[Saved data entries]
>> begin
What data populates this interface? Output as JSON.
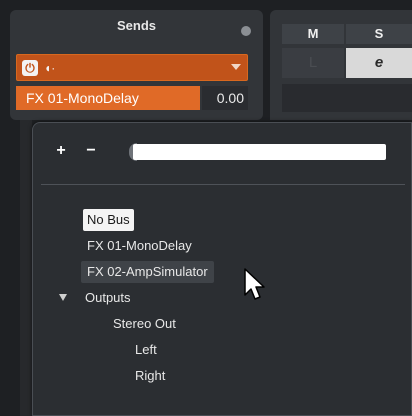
{
  "sends": {
    "title": "Sends",
    "slot": {
      "power_icon": "power-icon",
      "prepost_icon": "pre-post-fader-icon",
      "dropdown_icon": "chevron-down-icon",
      "name": "FX 01-MonoDelay",
      "level": "0.00"
    }
  },
  "mixer": {
    "mute_header": "M",
    "solo_header": "S",
    "listen_label": "L",
    "edit_label": "e"
  },
  "popup": {
    "add_label": "+",
    "remove_label": "−",
    "search_value": "",
    "items": [
      {
        "label": "No Bus",
        "state": "current"
      },
      {
        "label": "FX 01-MonoDelay",
        "state": "normal"
      },
      {
        "label": "FX 02-AmpSimulator",
        "state": "hover"
      },
      {
        "label": "Outputs",
        "state": "expanded-folder"
      },
      {
        "label": "Stereo Out",
        "state": "normal"
      },
      {
        "label": "Left",
        "state": "normal"
      },
      {
        "label": "Right",
        "state": "normal"
      }
    ]
  },
  "colors": {
    "accent_orange": "#e06a27",
    "panel_bg": "#323539",
    "popup_bg": "#2b2e32"
  }
}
>> end
• _Aim_
Your copy should repeat each entry above exactly but contain no pictures.

• _Task result_
What data populates this interface? Output as JSON.
{
  "sends": {
    "title": "Sends",
    "slot": {
      "power_icon": "power-icon",
      "prepost_icon": "pre-post-fader-icon",
      "dropdown_icon": "chevron-down-icon",
      "name": "FX 01-MonoDelay",
      "level": "0.00"
    }
  },
  "mixer": {
    "mute_header": "M",
    "solo_header": "S",
    "listen_label": "L",
    "edit_label": "e"
  },
  "popup": {
    "add_label": "+",
    "remove_label": "−",
    "search_value": "",
    "items": [
      {
        "label": "No Bus",
        "state": "current"
      },
      {
        "label": "FX 01-MonoDelay",
        "state": "normal"
      },
      {
        "label": "FX 02-AmpSimulator",
        "state": "hover"
      },
      {
        "label": "Outputs",
        "state": "expanded-folder"
      },
      {
        "label": "Stereo Out",
        "state": "normal"
      },
      {
        "label": "Left",
        "state": "normal"
      },
      {
        "label": "Right",
        "state": "normal"
      }
    ]
  },
  "colors": {
    "accent_orange": "#e06a27",
    "panel_bg": "#323539",
    "popup_bg": "#2b2e32"
  }
}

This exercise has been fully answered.